• [Work to complete]:
Pick out and copy every line below that has the word "this".
# # #
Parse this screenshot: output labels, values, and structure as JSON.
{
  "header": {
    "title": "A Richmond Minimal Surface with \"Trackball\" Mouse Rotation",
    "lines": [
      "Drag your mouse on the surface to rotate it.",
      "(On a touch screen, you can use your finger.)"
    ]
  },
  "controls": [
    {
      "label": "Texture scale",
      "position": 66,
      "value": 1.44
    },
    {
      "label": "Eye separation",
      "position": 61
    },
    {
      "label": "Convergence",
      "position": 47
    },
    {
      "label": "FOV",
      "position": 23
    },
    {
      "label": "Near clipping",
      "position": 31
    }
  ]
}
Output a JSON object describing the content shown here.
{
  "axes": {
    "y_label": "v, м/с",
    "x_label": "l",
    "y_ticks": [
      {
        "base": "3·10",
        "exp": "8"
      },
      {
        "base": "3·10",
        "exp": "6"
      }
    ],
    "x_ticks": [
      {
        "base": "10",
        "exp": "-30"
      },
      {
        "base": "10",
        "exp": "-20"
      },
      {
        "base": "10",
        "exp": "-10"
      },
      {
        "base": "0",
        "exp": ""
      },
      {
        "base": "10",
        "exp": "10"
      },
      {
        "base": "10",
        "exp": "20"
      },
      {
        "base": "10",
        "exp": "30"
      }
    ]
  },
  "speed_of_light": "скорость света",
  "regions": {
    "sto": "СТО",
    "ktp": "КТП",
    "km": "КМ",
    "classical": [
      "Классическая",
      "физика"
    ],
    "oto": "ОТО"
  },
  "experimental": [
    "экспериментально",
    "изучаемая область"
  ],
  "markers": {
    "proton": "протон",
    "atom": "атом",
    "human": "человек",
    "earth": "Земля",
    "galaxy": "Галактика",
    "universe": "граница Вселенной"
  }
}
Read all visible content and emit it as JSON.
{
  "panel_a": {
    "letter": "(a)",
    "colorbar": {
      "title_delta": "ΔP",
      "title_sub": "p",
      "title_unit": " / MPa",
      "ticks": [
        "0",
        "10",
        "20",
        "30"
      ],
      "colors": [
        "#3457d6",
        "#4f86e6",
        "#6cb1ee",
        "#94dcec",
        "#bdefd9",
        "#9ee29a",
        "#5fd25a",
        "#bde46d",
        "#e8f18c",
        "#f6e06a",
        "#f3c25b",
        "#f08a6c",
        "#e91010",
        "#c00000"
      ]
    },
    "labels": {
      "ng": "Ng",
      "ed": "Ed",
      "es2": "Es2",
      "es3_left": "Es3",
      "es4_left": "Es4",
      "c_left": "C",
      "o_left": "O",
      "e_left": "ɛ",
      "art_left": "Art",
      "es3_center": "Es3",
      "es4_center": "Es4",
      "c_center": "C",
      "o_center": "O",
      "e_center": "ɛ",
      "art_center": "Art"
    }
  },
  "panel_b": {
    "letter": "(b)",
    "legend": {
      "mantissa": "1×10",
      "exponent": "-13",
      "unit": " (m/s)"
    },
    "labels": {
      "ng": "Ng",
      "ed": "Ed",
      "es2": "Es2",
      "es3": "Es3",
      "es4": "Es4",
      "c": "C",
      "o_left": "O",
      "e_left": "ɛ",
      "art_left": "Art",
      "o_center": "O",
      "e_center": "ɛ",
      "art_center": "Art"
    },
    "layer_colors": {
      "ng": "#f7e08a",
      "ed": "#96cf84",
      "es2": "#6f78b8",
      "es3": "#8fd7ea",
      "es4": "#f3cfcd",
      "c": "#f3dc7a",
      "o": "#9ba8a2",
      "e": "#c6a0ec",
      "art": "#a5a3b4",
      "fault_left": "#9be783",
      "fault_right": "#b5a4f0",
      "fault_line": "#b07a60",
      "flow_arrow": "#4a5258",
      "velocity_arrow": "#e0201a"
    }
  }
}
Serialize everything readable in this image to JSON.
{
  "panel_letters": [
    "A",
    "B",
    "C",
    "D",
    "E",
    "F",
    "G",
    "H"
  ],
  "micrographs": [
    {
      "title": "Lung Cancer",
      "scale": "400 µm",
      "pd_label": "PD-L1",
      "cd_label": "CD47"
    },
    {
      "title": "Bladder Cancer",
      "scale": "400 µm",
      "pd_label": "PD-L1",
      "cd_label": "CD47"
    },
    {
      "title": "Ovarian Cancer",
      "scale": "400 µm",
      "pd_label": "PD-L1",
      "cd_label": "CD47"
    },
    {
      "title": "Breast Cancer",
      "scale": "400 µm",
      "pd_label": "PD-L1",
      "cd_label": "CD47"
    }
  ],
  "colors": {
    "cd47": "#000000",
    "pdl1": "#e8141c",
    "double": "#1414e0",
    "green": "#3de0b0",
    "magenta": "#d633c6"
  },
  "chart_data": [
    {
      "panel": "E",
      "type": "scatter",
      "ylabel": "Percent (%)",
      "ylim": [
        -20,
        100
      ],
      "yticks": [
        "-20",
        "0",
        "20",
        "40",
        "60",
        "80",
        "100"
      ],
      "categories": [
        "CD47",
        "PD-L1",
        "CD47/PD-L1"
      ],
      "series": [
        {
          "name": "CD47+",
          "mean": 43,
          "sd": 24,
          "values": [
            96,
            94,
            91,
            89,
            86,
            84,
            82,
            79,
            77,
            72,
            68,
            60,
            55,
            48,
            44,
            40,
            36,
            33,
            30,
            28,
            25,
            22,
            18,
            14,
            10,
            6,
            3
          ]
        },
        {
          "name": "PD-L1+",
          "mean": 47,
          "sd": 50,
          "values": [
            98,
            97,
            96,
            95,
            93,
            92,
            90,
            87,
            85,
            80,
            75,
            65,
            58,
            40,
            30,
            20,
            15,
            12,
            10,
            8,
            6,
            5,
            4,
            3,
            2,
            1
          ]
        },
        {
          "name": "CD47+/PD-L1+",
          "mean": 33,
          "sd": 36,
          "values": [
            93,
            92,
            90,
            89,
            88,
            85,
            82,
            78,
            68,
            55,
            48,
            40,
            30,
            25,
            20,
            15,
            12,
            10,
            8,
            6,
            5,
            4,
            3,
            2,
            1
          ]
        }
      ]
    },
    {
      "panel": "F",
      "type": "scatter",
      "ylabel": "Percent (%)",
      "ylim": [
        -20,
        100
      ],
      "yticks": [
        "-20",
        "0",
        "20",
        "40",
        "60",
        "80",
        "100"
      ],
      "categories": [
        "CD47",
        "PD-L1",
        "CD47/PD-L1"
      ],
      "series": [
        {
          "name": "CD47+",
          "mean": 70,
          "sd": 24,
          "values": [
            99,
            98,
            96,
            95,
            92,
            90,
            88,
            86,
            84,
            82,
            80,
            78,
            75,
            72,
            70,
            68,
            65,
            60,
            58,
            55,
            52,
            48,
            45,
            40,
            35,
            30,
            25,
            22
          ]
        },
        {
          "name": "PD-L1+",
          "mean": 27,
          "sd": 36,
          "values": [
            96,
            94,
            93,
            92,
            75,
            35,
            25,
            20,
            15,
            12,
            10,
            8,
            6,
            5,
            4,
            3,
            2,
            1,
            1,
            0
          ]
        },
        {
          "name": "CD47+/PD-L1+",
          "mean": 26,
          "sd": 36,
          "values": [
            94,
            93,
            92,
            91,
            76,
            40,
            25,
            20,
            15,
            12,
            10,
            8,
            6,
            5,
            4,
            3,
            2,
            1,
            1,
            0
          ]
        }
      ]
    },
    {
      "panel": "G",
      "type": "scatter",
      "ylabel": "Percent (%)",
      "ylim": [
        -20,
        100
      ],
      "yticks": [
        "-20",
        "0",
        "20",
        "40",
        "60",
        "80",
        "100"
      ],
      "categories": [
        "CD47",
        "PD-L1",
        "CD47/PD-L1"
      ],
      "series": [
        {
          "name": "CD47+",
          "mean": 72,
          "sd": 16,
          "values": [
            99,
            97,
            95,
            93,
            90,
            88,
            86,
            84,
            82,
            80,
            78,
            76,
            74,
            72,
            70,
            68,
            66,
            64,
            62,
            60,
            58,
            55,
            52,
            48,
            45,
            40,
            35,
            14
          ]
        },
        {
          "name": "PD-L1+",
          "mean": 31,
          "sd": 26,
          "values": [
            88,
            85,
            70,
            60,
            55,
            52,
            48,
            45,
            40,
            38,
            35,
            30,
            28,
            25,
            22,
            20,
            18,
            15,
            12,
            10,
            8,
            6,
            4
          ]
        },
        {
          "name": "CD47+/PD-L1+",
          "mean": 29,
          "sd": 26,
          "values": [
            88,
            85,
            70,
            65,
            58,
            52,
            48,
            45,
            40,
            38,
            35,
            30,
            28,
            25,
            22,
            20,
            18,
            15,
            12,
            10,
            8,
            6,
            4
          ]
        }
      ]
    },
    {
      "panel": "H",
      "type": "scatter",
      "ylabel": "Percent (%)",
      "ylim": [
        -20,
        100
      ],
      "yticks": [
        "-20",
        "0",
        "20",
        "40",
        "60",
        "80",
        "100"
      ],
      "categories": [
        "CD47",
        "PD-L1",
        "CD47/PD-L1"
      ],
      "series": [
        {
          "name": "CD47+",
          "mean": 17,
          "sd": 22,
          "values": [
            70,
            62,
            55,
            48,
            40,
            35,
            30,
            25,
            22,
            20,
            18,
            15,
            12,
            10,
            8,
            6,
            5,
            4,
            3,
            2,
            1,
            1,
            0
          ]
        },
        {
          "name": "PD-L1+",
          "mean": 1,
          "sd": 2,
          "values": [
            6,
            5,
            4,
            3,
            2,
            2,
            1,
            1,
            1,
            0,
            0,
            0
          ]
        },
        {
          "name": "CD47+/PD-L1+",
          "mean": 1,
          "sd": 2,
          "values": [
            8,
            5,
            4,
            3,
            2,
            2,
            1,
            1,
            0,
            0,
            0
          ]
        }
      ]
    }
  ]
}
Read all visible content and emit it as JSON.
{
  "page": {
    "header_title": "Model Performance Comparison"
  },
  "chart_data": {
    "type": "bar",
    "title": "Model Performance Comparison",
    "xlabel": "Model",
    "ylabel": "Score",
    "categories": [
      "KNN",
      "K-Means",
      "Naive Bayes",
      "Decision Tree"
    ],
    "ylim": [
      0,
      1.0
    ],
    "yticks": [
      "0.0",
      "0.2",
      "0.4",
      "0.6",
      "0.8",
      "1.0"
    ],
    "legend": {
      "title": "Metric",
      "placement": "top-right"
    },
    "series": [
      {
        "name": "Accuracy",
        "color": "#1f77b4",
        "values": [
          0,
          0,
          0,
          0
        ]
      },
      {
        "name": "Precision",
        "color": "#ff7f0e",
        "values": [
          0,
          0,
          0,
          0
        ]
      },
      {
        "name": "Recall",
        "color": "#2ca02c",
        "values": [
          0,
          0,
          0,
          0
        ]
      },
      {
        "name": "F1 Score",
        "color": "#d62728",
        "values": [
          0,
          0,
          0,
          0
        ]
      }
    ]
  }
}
# # #
• [Final result]:
Parse this screenshot: output labels, values, and structure as JSON.
Serialize everything readable in this image to JSON.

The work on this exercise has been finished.